Task goal:
The records should be written out in full, with nothing altered.

Dataset entries:
────────────────────────────────────────

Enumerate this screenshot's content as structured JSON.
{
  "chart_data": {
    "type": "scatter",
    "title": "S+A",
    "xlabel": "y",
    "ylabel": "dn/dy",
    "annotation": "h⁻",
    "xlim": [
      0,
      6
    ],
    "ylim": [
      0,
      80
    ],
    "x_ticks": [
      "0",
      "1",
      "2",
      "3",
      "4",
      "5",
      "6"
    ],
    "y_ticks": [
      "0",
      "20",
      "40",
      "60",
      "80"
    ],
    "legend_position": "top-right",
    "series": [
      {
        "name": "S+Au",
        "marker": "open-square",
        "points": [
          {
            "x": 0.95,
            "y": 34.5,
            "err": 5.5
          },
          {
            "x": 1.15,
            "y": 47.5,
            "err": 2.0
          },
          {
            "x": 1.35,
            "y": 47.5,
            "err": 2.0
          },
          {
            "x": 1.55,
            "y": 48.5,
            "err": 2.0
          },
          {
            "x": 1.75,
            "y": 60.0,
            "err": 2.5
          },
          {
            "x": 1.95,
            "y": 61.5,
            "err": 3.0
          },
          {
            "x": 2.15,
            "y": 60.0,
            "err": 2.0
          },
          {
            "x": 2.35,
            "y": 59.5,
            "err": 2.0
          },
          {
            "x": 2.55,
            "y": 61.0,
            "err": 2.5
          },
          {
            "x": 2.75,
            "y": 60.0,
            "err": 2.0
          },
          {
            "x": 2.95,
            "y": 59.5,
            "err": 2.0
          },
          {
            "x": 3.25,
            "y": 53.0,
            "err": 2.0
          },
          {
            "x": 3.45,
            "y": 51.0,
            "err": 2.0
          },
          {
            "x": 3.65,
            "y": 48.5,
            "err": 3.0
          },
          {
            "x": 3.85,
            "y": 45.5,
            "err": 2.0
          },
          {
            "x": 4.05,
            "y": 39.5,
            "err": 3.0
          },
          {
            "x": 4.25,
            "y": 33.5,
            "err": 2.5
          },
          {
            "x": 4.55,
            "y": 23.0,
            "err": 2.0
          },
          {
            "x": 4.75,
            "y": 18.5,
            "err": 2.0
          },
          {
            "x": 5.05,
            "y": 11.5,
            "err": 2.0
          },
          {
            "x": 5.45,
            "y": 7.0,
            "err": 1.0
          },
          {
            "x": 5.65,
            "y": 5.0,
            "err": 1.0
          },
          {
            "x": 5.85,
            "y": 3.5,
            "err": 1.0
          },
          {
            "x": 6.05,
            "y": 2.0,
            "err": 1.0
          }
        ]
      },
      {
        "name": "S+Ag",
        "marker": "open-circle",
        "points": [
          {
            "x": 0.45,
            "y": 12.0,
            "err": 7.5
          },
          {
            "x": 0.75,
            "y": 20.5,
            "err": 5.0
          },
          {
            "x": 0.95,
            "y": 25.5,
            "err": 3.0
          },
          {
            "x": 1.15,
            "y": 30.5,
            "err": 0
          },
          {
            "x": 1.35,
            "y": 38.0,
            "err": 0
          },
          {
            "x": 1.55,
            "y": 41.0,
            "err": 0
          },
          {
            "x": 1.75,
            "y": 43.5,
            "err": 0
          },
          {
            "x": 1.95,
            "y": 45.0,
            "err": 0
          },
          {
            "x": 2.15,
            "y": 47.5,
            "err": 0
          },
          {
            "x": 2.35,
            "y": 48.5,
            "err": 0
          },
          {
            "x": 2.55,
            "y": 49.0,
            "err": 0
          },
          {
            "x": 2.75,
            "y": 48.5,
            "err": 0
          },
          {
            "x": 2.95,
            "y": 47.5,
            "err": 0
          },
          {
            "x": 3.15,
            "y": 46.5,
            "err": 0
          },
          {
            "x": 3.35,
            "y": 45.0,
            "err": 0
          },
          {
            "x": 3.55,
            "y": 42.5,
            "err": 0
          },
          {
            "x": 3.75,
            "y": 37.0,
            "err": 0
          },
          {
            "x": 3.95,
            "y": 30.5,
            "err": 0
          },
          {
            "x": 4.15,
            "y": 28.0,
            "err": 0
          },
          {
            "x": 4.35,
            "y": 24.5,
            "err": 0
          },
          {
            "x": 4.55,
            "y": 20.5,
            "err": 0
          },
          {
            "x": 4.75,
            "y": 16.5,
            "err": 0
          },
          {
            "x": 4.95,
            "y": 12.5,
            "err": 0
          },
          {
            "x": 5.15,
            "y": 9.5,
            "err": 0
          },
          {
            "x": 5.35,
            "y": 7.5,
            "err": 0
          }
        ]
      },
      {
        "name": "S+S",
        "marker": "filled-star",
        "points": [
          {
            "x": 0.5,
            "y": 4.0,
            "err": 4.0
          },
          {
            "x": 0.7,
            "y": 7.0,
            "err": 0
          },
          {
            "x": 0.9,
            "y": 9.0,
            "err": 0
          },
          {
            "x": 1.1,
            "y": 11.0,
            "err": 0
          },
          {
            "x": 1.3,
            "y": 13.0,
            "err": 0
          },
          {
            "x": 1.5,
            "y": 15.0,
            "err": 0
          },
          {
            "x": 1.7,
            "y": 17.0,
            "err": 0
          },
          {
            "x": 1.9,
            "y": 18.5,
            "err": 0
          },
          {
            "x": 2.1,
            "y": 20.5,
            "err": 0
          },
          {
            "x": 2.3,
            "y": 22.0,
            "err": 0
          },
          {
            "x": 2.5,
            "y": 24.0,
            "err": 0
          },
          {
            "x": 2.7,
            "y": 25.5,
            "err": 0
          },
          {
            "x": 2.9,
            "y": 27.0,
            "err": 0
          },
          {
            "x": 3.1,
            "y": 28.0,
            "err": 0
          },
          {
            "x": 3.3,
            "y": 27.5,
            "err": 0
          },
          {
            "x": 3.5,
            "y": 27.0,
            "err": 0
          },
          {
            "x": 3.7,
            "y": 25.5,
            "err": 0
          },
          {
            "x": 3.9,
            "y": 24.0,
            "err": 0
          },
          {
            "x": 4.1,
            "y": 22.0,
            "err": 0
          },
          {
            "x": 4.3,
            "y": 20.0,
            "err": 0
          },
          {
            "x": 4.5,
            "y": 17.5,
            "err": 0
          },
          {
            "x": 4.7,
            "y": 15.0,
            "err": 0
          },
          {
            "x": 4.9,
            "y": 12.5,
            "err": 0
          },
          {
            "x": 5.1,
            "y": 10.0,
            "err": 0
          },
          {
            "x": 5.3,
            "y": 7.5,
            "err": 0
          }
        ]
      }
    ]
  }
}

────────────────────────────────────────

Full response:
Enumerate this screenshot's content as structured JSON.
{
  "chart_data": {
    "type": "scatter",
    "title": "S+A",
    "xlabel": "y",
    "ylabel": "dn/dy",
    "annotation": "h⁻",
    "xlim": [
      0,
      6
    ],
    "ylim": [
      0,
      80
    ],
    "x_ticks": [
      "0",
      "1",
      "2",
      "3",
      "4",
      "5",
      "6"
    ],
    "y_ticks": [
      "0",
      "20",
      "40",
      "60",
      "80"
    ],
    "legend_position": "top-right",
    "series": [
      {
        "name": "S+Au",
        "marker": "open-square",
        "points": [
          {
            "x": 0.95,
            "y": 34.5,
            "err": 5.5
          },
          {
            "x": 1.15,
            "y": 47.5,
            "err": 2.0
          },
          {
            "x": 1.35,
            "y": 47.5,
            "err": 2.0
          },
          {
            "x": 1.55,
            "y": 48.5,
            "err": 2.0
          },
          {
            "x": 1.75,
            "y": 60.0,
            "err": 2.5
          },
          {
            "x": 1.95,
            "y": 61.5,
            "err": 3.0
          },
          {
            "x": 2.15,
            "y": 60.0,
            "err": 2.0
          },
          {
            "x": 2.35,
            "y": 59.5,
            "err": 2.0
          },
          {
            "x": 2.55,
            "y": 61.0,
            "err": 2.5
          },
          {
            "x": 2.75,
            "y": 60.0,
            "err": 2.0
          },
          {
            "x": 2.95,
            "y": 59.5,
            "err": 2.0
          },
          {
            "x": 3.25,
            "y": 53.0,
            "err": 2.0
          },
          {
            "x": 3.45,
            "y": 51.0,
            "err": 2.0
          },
          {
            "x": 3.65,
            "y": 48.5,
            "err": 3.0
          },
          {
            "x": 3.85,
            "y": 45.5,
            "err": 2.0
          },
          {
            "x": 4.05,
            "y": 39.5,
            "err": 3.0
          },
          {
            "x": 4.25,
            "y": 33.5,
            "err": 2.5
          },
          {
            "x": 4.55,
            "y": 23.0,
            "err": 2.0
          },
          {
            "x": 4.75,
            "y": 18.5,
            "err": 2.0
          },
          {
            "x": 5.05,
            "y": 11.5,
            "err": 2.0
          },
          {
            "x": 5.45,
            "y": 7.0,
            "err": 1.0
          },
          {
            "x": 5.65,
            "y": 5.0,
            "err": 1.0
          },
          {
            "x": 5.85,
            "y": 3.5,
            "err": 1.0
          },
          {
            "x": 6.05,
            "y": 2.0,
            "err": 1.0
          }
        ]
      },
      {
        "name": "S+Ag",
        "marker": "open-circle",
        "points": [
          {
            "x": 0.45,
            "y": 12.0,
            "err": 7.5
          },
          {
            "x": 0.75,
            "y": 20.5,
            "err": 5.0
          },
          {
            "x": 0.95,
            "y": 25.5,
            "err": 3.0
          },
          {
            "x": 1.15,
            "y": 30.5,
            "err": 0
          },
          {
            "x": 1.35,
            "y": 38.0,
            "err": 0
          },
          {
            "x": 1.55,
            "y": 41.0,
            "err": 0
          },
          {
            "x": 1.75,
            "y": 43.5,
            "err": 0
          },
          {
            "x": 1.95,
            "y": 45.0,
            "err": 0
          },
          {
            "x": 2.15,
            "y": 47.5,
            "err": 0
          },
          {
            "x": 2.35,
            "y": 48.5,
            "err": 0
          },
          {
            "x": 2.55,
            "y": 49.0,
            "err": 0
          },
          {
            "x": 2.75,
            "y": 48.5,
            "err": 0
          },
          {
            "x": 2.95,
            "y": 47.5,
            "err": 0
          },
          {
            "x": 3.15,
            "y": 46.5,
            "err": 0
          },
          {
            "x": 3.35,
            "y": 45.0,
            "err": 0
          },
          {
            "x": 3.55,
            "y": 42.5,
            "err": 0
          },
          {
            "x": 3.75,
            "y": 37.0,
            "err": 0
          },
          {
            "x": 3.95,
            "y": 30.5,
            "err": 0
          },
          {
            "x": 4.15,
            "y": 28.0,
            "err": 0
          },
          {
            "x": 4.35,
            "y": 24.5,
            "err": 0
          },
          {
            "x": 4.55,
            "y": 20.5,
            "err": 0
          },
          {
            "x": 4.75,
            "y": 16.5,
            "err": 0
          },
          {
            "x": 4.95,
            "y": 12.5,
            "err": 0
          },
          {
            "x": 5.15,
            "y": 9.5,
            "err": 0
          },
          {
            "x": 5.35,
            "y": 7.5,
            "err": 0
          }
        ]
      },
      {
        "name": "S+S",
        "marker": "filled-star",
        "points": [
          {
            "x": 0.5,
            "y": 4.0,
            "err": 4.0
          },
          {
            "x": 0.7,
            "y": 7.0,
            "err": 0
          },
          {
            "x": 0.9,
            "y": 9.0,
            "err": 0
          },
          {
            "x": 1.1,
            "y": 11.0,
            "err": 0
          },
          {
            "x": 1.3,
            "y": 13.0,
            "err": 0
          },
          {
            "x": 1.5,
            "y": 15.0,
            "err": 0
          },
          {
            "x": 1.7,
            "y": 17.0,
            "err": 0
          },
          {
            "x": 1.9,
            "y": 18.5,
            "err": 0
          },
          {
            "x": 2.1,
            "y": 20.5,
            "err": 0
          },
          {
            "x": 2.3,
            "y": 22.0,
            "err": 0
          },
          {
            "x": 2.5,
            "y": 24.0,
            "err": 0
          },
          {
            "x": 2.7,
            "y": 25.5,
            "err": 0
          },
          {
            "x": 2.9,
            "y": 27.0,
            "err": 0
          },
          {
            "x": 3.1,
            "y": 28.0,
            "err": 0
          },
          {
            "x": 3.3,
            "y": 27.5,
            "err": 0
          },
          {
            "x": 3.5,
            "y": 27.0,
            "err": 0
          },
          {
            "x": 3.7,
            "y": 25.5,
            "err": 0
          },
          {
            "x": 3.9,
            "y": 24.0,
            "err": 0
          },
          {
            "x": 4.1,
            "y": 22.0,
            "err": 0
          },
          {
            "x": 4.3,
            "y": 20.0,
            "err": 0
          },
          {
            "x": 4.5,
            "y": 17.5,
            "err": 0
          },
          {
            "x": 4.7,
            "y": 15.0,
            "err": 0
          },
          {
            "x": 4.9,
            "y": 12.5,
            "err": 0
          },
          {
            "x": 5.1,
            "y": 10.0,
            "err": 0
          },
          {
            "x": 5.3,
            "y": 7.5,
            "err": 0
          }
        ]
      }
    ]
  }
}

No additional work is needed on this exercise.